◆ **TASK**
Could you repeat, word for word, every line from the one containing "Give me the" through the final line of the records below, and nothing else?

◇ ◇ ◇ ◇ ◇

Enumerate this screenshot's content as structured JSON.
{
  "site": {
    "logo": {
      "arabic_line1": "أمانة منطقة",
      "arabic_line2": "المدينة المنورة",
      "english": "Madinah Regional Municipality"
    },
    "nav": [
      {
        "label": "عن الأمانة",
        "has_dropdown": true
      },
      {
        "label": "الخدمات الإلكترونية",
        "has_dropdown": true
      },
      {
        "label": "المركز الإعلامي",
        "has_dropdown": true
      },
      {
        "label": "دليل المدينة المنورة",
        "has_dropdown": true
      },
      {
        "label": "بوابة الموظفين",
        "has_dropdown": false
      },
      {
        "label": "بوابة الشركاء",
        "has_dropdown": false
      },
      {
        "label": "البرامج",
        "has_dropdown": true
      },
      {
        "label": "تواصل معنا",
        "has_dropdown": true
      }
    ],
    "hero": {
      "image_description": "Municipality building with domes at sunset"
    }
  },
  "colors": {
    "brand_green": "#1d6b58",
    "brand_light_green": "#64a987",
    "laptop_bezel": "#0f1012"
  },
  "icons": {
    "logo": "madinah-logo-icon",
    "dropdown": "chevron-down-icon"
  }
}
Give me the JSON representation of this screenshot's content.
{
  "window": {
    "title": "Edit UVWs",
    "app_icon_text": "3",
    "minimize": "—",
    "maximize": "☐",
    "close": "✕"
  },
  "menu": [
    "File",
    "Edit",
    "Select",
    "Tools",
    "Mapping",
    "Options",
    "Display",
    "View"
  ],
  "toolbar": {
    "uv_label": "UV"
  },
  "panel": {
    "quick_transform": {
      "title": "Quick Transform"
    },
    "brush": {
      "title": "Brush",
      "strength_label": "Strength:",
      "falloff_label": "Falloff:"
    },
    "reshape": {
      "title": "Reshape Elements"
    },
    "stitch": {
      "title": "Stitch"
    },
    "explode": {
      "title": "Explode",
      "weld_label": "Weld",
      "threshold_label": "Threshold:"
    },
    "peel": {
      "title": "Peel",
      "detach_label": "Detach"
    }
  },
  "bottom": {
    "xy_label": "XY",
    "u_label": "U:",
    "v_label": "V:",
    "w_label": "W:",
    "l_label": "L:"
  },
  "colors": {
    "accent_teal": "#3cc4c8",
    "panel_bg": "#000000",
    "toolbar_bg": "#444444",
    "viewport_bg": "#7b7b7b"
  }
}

◇ ◇ ◇ ◇ ◇

◆ **RESULT OF THE TASK**
Give me the JSON representation of this screenshot's content.
{
  "window": {
    "title": "Edit UVWs",
    "app_icon_text": "3",
    "minimize": "—",
    "maximize": "☐",
    "close": "✕"
  },
  "menu": [
    "File",
    "Edit",
    "Select",
    "Tools",
    "Mapping",
    "Options",
    "Display",
    "View"
  ],
  "toolbar": {
    "uv_label": "UV"
  },
  "panel": {
    "quick_transform": {
      "title": "Quick Transform"
    },
    "brush": {
      "title": "Brush",
      "strength_label": "Strength:",
      "falloff_label": "Falloff:"
    },
    "reshape": {
      "title": "Reshape Elements"
    },
    "stitch": {
      "title": "Stitch"
    },
    "explode": {
      "title": "Explode",
      "weld_label": "Weld",
      "threshold_label": "Threshold:"
    },
    "peel": {
      "title": "Peel",
      "detach_label": "Detach"
    }
  },
  "bottom": {
    "xy_label": "XY",
    "u_label": "U:",
    "v_label": "V:",
    "w_label": "W:",
    "l_label": "L:"
  },
  "colors": {
    "accent_teal": "#3cc4c8",
    "panel_bg": "#000000",
    "toolbar_bg": "#444444",
    "viewport_bg": "#7b7b7b"
  }
}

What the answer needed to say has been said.